(Extracted data entries)
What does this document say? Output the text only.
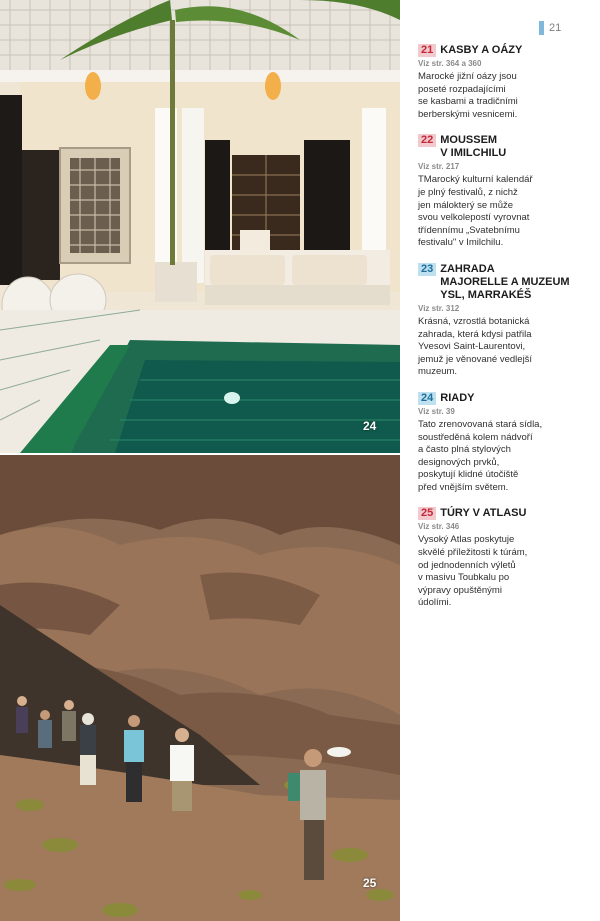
24
25
21
21 KASBY A OÁZY
Viz str. 364 a 360
Marocké jižní oázy jsou
poseté rozpadajícími
se kasbami a tradičními
berberskými vesnicemi.
22 MOUSSEM
V IMILCHILU
Viz str. 217
TMarocký kulturní kalendář
je plný festivalů, z nichž
jen málokterý se může
svou velkolepostí vyrovnat
třídennímu „Svatebnímu
festivalu" v Imilchilu.
23 ZAHRADA
MAJORELLE A MUZEUM
YSL, MARRAKÉŠ
Viz str. 312
Krásná, vzrostlá botanická
zahrada, která kdysi patřila
Yvesovi Saint-Laurentovi,
jemuž je věnované vedlejší
muzeum.
24 RIADY
Viz str. 39
Tato zrenovovaná stará sídla,
soustředěná kolem nádvoří
a často plná stylových
designových prvků,
poskytují klidné útočiště
před vnějším světem.
25 TÚRY V ATLASU
Viz str. 346
Vysoký Atlas poskytuje
skvělé příležitosti k túrám,
od jednodenních výletů
v masivu Toubkalu po
výpravy opuštěnými
údolími.
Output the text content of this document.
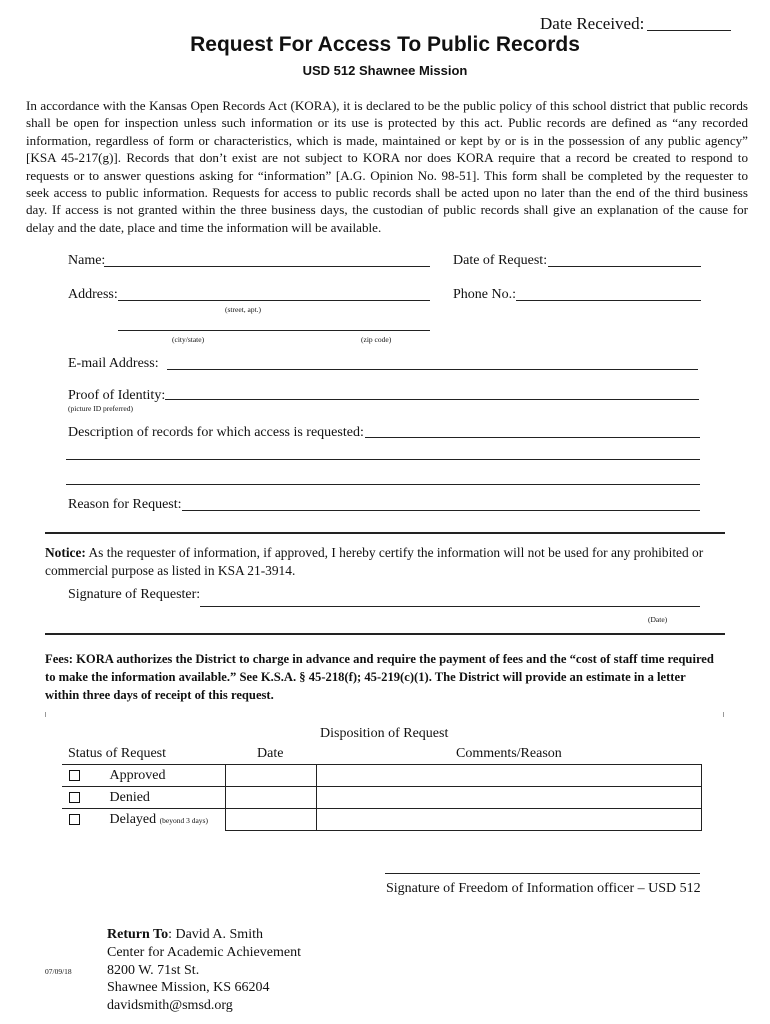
Date Received:
Request For Access To Public Records
USD 512 Shawnee Mission
In accordance with the Kansas Open Records Act (KORA), it is declared to be the public policy of this school district that public records shall be open for inspection unless such information or its use is protected by this act. Public records are defined as “any recorded information, regardless of form or characteristics, which is made, maintained or kept by or is in the possession of any public agency” [KSA 45-217(g)]. Records that don’t exist are not subject to KORA nor does KORA require that a record be created to respond to requests or to answer questions asking for “information” [A.G. Opinion No. 98-51]. This form shall be completed by the requester to seek access to public information. Requests for access to public records shall be acted upon no later than the end of the third business day. If access is not granted within the three business days, the custodian of public records shall give an explanation of the cause for delay and the date, place and time the information will be available.
Name:	Date of Request:
Address:	Phone No.:
(street, apt.)
(city/state)	(zip code)
E-mail Address:
Proof of Identity:
(picture ID preferred)
Description of records for which access is requested:
Reason for Request:
Notice: As the requester of information, if approved, I hereby certify the information will not be used for any prohibited or commercial purpose as listed in KSA 21-3914.
Signature of Requester:
(Date)
Fees: KORA authorizes the District to charge in advance and require the payment of fees and the “cost of staff time required to make the information available.” See K.S.A. § 45-218(f); 45-219(c)(1). The District will provide an estimate in a letter within three days of receipt of this request.
Disposition of Request
Status of Request	Date	Comments/Reason
Approved		
Denied		
Delayed (beyond 3 days)		
Signature of Freedom of Information officer – USD 512
Return To: David A. Smith
Center for Academic Achievement
8200 W. 71st St.
Shawnee Mission, KS 66204
davidsmith@smsd.org
07/09/18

_Task instructions_
Print each entry shown above with exact wording and no pictures.

_Problem solution_
What does this document say? Output the text only.
24
25
21
21 KASBY A OÁZY
Viz str. 364 a 360
Marocké jižní oázy jsou
poseté rozpadajícími
se kasbami a tradičními
berberskými vesnicemi.
22 MOUSSEM
V IMILCHILU
Viz str. 217
TMarocký kulturní kalendář
je plný festivalů, z nichž
jen málokterý se může
svou velkolepostí vyrovnat
třídennímu „Svatebnímu
festivalu" v Imilchilu.
23 ZAHRADA
MAJORELLE A MUZEUM
YSL, MARRAKÉŠ
Viz str. 312
Krásná, vzrostlá botanická
zahrada, která kdysi patřila
Yvesovi Saint-Laurentovi,
jemuž je věnované vedlejší
muzeum.
24 RIADY
Viz str. 39
Tato zrenovovaná stará sídla,
soustředěná kolem nádvoří
a často plná stylových
designových prvků,
poskytují klidné útočiště
před vnějším světem.
25 TÚRY V ATLASU
Viz str. 346
Vysoký Atlas poskytuje
skvělé příležitosti k túrám,
od jednodenních výletů
v masivu Toubkalu po
výpravy opuštěnými
údolími.
Output the text content of this document.
Date Received:
Request For Access To Public Records
USD 512 Shawnee Mission
In accordance with the Kansas Open Records Act (KORA), it is declared to be the public policy of this school district that public records shall be open for inspection unless such information or its use is protected by this act. Public records are defined as “any recorded information, regardless of form or characteristics, which is made, maintained or kept by or is in the possession of any public agency” [KSA 45-217(g)]. Records that don’t exist are not subject to KORA nor does KORA require that a record be created to respond to requests or to answer questions asking for “information” [A.G. Opinion No. 98-51]. This form shall be completed by the requester to seek access to public information. Requests for access to public records shall be acted upon no later than the end of the third business day. If access is not granted within the three business days, the custodian of public records shall give an explanation of the cause for delay and the date, place and time the information will be available.
Name:	Date of Request:
Address:	Phone No.:
(street, apt.)
(city/state)	(zip code)
E-mail Address:
Proof of Identity:
(picture ID preferred)
Description of records for which access is requested:
Reason for Request:
Notice: As the requester of information, if approved, I hereby certify the information will not be used for any prohibited or commercial purpose as listed in KSA 21-3914.
Signature of Requester:
(Date)
Fees: KORA authorizes the District to charge in advance and require the payment of fees and the “cost of staff time required to make the information available.” See K.S.A. § 45-218(f); 45-219(c)(1). The District will provide an estimate in a letter within three days of receipt of this request.
Disposition of Request
Status of Request	Date	Comments/Reason
Approved		
Denied		
Delayed (beyond 3 days)		
Signature of Freedom of Information officer – USD 512
Return To: David A. Smith
Center for Academic Achievement
8200 W. 71st St.
Shawnee Mission, KS 66204
davidsmith@smsd.org
07/09/18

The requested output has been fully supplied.